* _GIVEN TASK_:
Review the listing and copy each line that holds the word "individuale".

Stored data entries
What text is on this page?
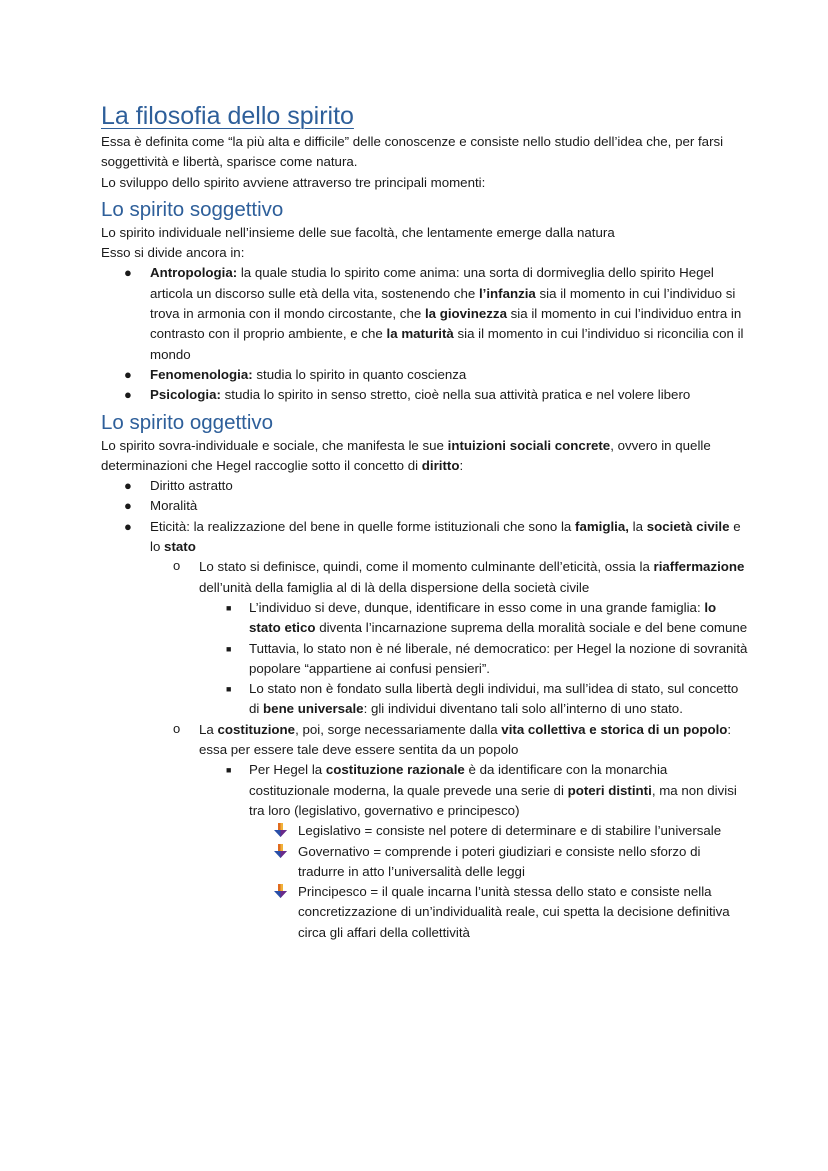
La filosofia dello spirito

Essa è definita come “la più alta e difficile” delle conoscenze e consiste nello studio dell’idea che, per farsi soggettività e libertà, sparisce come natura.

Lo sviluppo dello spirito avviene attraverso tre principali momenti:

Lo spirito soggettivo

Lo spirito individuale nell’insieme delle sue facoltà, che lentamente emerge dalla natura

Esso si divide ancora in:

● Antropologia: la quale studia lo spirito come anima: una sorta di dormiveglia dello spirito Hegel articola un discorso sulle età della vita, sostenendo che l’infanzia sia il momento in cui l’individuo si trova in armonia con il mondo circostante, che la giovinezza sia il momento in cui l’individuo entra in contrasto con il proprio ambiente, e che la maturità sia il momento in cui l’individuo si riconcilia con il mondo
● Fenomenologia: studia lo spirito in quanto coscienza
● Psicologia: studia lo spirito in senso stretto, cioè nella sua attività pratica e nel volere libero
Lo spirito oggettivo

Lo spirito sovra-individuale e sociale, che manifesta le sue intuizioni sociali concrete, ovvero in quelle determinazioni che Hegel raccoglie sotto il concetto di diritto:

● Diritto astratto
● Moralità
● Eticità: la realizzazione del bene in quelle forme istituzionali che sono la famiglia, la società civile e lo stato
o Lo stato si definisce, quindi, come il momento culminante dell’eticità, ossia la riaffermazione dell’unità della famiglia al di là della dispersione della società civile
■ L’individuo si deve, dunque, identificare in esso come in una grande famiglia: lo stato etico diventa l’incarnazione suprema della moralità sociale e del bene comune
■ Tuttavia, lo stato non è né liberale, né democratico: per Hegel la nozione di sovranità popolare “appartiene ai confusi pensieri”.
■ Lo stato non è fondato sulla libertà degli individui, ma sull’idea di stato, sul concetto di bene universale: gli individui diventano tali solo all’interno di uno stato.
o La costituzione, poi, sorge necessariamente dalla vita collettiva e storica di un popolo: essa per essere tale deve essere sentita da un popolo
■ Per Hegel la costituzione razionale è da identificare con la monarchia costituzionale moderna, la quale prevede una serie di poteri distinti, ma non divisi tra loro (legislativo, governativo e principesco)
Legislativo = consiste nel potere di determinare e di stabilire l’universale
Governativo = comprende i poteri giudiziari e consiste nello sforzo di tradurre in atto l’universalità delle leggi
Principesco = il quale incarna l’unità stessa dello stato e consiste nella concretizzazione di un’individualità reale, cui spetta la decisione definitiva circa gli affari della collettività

--

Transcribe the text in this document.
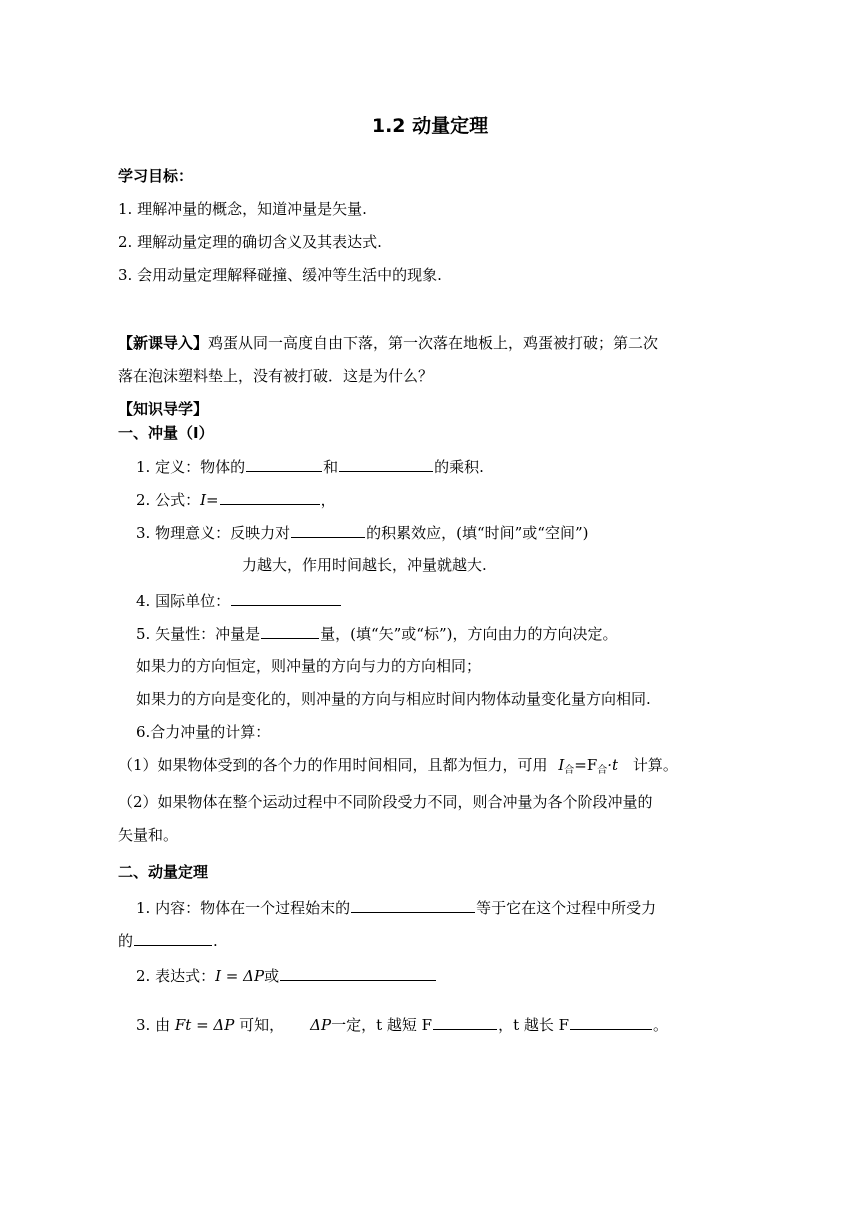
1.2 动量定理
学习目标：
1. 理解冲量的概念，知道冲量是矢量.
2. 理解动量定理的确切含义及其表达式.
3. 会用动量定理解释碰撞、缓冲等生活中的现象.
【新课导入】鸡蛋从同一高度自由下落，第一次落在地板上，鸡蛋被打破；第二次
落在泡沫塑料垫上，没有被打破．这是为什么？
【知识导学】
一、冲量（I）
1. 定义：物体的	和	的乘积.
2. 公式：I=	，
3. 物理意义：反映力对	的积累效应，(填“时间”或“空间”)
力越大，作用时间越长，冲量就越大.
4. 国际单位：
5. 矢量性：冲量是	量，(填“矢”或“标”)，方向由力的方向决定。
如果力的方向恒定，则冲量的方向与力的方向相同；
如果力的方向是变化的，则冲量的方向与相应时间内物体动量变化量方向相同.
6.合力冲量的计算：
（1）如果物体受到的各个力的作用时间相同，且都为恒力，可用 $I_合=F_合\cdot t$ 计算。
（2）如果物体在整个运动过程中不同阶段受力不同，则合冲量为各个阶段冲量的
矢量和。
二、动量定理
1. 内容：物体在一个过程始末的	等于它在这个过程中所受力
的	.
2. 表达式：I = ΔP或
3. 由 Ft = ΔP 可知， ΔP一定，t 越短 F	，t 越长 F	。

* _ANSWER FOR THE TASK_:
Lo spirito individuale nell’insieme delle sue facoltà, che lentamente emerge dalla natura
Lo spirito sovra-individuale e sociale, che manifesta le sue intuizioni sociali concrete, ovvero in quelle determinazioni che Hegel raccoglie sotto il concetto di diritto:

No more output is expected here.